**Goal:** Make an exact copy of the entries below.

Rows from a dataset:
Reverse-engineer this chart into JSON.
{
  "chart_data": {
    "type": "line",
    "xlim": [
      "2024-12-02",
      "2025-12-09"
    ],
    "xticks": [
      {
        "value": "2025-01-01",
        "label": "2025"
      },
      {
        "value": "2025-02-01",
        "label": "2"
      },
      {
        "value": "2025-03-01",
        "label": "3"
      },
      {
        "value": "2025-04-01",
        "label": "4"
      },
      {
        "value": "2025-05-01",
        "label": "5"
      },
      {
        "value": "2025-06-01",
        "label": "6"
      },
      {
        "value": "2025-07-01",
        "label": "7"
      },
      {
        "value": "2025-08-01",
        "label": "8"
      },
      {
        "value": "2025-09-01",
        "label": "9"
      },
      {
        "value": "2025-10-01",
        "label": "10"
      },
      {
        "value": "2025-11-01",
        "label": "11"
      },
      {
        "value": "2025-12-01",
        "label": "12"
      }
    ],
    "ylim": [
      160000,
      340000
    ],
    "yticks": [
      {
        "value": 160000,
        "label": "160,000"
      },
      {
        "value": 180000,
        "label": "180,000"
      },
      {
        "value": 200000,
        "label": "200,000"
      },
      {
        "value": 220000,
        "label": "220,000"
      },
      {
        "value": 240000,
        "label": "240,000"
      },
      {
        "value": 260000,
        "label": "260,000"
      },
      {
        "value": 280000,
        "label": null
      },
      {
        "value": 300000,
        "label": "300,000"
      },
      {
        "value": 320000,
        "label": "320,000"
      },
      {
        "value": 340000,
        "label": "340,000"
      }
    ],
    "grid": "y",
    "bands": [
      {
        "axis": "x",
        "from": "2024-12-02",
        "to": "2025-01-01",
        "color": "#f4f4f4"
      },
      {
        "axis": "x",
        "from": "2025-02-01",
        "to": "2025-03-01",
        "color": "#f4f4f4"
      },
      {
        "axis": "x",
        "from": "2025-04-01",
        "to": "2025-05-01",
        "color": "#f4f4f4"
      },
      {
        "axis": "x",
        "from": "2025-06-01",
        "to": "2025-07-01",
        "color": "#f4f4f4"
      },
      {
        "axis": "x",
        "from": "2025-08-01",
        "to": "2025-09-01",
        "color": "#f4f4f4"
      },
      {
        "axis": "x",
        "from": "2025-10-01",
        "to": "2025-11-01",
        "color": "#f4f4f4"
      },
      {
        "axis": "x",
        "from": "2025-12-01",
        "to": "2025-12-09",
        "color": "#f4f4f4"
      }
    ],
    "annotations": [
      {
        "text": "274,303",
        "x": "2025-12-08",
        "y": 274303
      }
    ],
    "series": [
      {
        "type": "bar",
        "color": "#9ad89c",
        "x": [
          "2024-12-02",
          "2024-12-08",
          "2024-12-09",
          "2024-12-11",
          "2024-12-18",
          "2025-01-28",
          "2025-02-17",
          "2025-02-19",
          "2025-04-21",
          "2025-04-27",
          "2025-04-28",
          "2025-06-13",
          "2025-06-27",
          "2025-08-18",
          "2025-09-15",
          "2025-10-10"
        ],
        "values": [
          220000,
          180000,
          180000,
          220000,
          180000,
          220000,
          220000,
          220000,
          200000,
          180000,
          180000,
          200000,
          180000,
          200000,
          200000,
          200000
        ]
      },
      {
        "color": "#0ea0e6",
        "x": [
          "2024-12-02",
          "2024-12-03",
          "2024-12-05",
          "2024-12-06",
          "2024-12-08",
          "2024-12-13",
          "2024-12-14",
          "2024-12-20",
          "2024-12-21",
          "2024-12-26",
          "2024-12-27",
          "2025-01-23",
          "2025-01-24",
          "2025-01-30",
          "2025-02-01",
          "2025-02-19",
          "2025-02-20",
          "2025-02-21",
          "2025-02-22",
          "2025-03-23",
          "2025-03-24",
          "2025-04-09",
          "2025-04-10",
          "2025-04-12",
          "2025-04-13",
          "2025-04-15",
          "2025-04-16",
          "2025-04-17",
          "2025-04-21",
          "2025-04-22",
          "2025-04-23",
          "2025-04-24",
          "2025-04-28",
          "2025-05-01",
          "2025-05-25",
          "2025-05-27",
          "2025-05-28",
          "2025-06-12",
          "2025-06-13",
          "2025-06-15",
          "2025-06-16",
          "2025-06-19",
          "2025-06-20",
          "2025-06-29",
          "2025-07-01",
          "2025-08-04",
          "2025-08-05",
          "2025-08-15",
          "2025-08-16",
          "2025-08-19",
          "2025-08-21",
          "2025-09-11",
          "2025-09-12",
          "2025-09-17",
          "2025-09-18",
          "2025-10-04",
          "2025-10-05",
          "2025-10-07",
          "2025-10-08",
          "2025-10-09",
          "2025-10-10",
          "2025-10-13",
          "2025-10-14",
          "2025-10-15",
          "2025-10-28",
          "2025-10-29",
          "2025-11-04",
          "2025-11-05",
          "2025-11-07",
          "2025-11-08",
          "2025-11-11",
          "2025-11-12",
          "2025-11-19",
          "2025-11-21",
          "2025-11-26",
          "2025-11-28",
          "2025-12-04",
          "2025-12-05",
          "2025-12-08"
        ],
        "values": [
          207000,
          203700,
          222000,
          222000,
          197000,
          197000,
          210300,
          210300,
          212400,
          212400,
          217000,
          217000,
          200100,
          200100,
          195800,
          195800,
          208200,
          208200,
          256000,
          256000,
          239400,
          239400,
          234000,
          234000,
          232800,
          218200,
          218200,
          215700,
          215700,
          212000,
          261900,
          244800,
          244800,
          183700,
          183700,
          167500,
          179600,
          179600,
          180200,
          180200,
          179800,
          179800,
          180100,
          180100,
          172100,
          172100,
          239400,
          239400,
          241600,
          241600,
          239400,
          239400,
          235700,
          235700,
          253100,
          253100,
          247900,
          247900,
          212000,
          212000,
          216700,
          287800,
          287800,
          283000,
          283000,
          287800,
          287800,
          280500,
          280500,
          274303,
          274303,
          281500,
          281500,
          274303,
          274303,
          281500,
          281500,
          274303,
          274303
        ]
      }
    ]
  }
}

**Exercise output:**
Reverse-engineer this chart into JSON.
{
  "chart_data": {
    "type": "line",
    "xlim": [
      "2024-12-02",
      "2025-12-09"
    ],
    "xticks": [
      {
        "value": "2025-01-01",
        "label": "2025"
      },
      {
        "value": "2025-02-01",
        "label": "2"
      },
      {
        "value": "2025-03-01",
        "label": "3"
      },
      {
        "value": "2025-04-01",
        "label": "4"
      },
      {
        "value": "2025-05-01",
        "label": "5"
      },
      {
        "value": "2025-06-01",
        "label": "6"
      },
      {
        "value": "2025-07-01",
        "label": "7"
      },
      {
        "value": "2025-08-01",
        "label": "8"
      },
      {
        "value": "2025-09-01",
        "label": "9"
      },
      {
        "value": "2025-10-01",
        "label": "10"
      },
      {
        "value": "2025-11-01",
        "label": "11"
      },
      {
        "value": "2025-12-01",
        "label": "12"
      }
    ],
    "ylim": [
      160000,
      340000
    ],
    "yticks": [
      {
        "value": 160000,
        "label": "160,000"
      },
      {
        "value": 180000,
        "label": "180,000"
      },
      {
        "value": 200000,
        "label": "200,000"
      },
      {
        "value": 220000,
        "label": "220,000"
      },
      {
        "value": 240000,
        "label": "240,000"
      },
      {
        "value": 260000,
        "label": "260,000"
      },
      {
        "value": 280000,
        "label": null
      },
      {
        "value": 300000,
        "label": "300,000"
      },
      {
        "value": 320000,
        "label": "320,000"
      },
      {
        "value": 340000,
        "label": "340,000"
      }
    ],
    "grid": "y",
    "bands": [
      {
        "axis": "x",
        "from": "2024-12-02",
        "to": "2025-01-01",
        "color": "#f4f4f4"
      },
      {
        "axis": "x",
        "from": "2025-02-01",
        "to": "2025-03-01",
        "color": "#f4f4f4"
      },
      {
        "axis": "x",
        "from": "2025-04-01",
        "to": "2025-05-01",
        "color": "#f4f4f4"
      },
      {
        "axis": "x",
        "from": "2025-06-01",
        "to": "2025-07-01",
        "color": "#f4f4f4"
      },
      {
        "axis": "x",
        "from": "2025-08-01",
        "to": "2025-09-01",
        "color": "#f4f4f4"
      },
      {
        "axis": "x",
        "from": "2025-10-01",
        "to": "2025-11-01",
        "color": "#f4f4f4"
      },
      {
        "axis": "x",
        "from": "2025-12-01",
        "to": "2025-12-09",
        "color": "#f4f4f4"
      }
    ],
    "annotations": [
      {
        "text": "274,303",
        "x": "2025-12-08",
        "y": 274303
      }
    ],
    "series": [
      {
        "type": "bar",
        "color": "#9ad89c",
        "x": [
          "2024-12-02",
          "2024-12-08",
          "2024-12-09",
          "2024-12-11",
          "2024-12-18",
          "2025-01-28",
          "2025-02-17",
          "2025-02-19",
          "2025-04-21",
          "2025-04-27",
          "2025-04-28",
          "2025-06-13",
          "2025-06-27",
          "2025-08-18",
          "2025-09-15",
          "2025-10-10"
        ],
        "values": [
          220000,
          180000,
          180000,
          220000,
          180000,
          220000,
          220000,
          220000,
          200000,
          180000,
          180000,
          200000,
          180000,
          200000,
          200000,
          200000
        ]
      },
      {
        "color": "#0ea0e6",
        "x": [
          "2024-12-02",
          "2024-12-03",
          "2024-12-05",
          "2024-12-06",
          "2024-12-08",
          "2024-12-13",
          "2024-12-14",
          "2024-12-20",
          "2024-12-21",
          "2024-12-26",
          "2024-12-27",
          "2025-01-23",
          "2025-01-24",
          "2025-01-30",
          "2025-02-01",
          "2025-02-19",
          "2025-02-20",
          "2025-02-21",
          "2025-02-22",
          "2025-03-23",
          "2025-03-24",
          "2025-04-09",
          "2025-04-10",
          "2025-04-12",
          "2025-04-13",
          "2025-04-15",
          "2025-04-16",
          "2025-04-17",
          "2025-04-21",
          "2025-04-22",
          "2025-04-23",
          "2025-04-24",
          "2025-04-28",
          "2025-05-01",
          "2025-05-25",
          "2025-05-27",
          "2025-05-28",
          "2025-06-12",
          "2025-06-13",
          "2025-06-15",
          "2025-06-16",
          "2025-06-19",
          "2025-06-20",
          "2025-06-29",
          "2025-07-01",
          "2025-08-04",
          "2025-08-05",
          "2025-08-15",
          "2025-08-16",
          "2025-08-19",
          "2025-08-21",
          "2025-09-11",
          "2025-09-12",
          "2025-09-17",
          "2025-09-18",
          "2025-10-04",
          "2025-10-05",
          "2025-10-07",
          "2025-10-08",
          "2025-10-09",
          "2025-10-10",
          "2025-10-13",
          "2025-10-14",
          "2025-10-15",
          "2025-10-28",
          "2025-10-29",
          "2025-11-04",
          "2025-11-05",
          "2025-11-07",
          "2025-11-08",
          "2025-11-11",
          "2025-11-12",
          "2025-11-19",
          "2025-11-21",
          "2025-11-26",
          "2025-11-28",
          "2025-12-04",
          "2025-12-05",
          "2025-12-08"
        ],
        "values": [
          207000,
          203700,
          222000,
          222000,
          197000,
          197000,
          210300,
          210300,
          212400,
          212400,
          217000,
          217000,
          200100,
          200100,
          195800,
          195800,
          208200,
          208200,
          256000,
          256000,
          239400,
          239400,
          234000,
          234000,
          232800,
          218200,
          218200,
          215700,
          215700,
          212000,
          261900,
          244800,
          244800,
          183700,
          183700,
          167500,
          179600,
          179600,
          180200,
          180200,
          179800,
          179800,
          180100,
          180100,
          172100,
          172100,
          239400,
          239400,
          241600,
          241600,
          239400,
          239400,
          235700,
          235700,
          253100,
          253100,
          247900,
          247900,
          212000,
          212000,
          216700,
          287800,
          287800,
          283000,
          283000,
          287800,
          287800,
          280500,
          280500,
          274303,
          274303,
          281500,
          281500,
          274303,
          274303,
          281500,
          281500,
          274303,
          274303
        ]
      }
    ]
  }
}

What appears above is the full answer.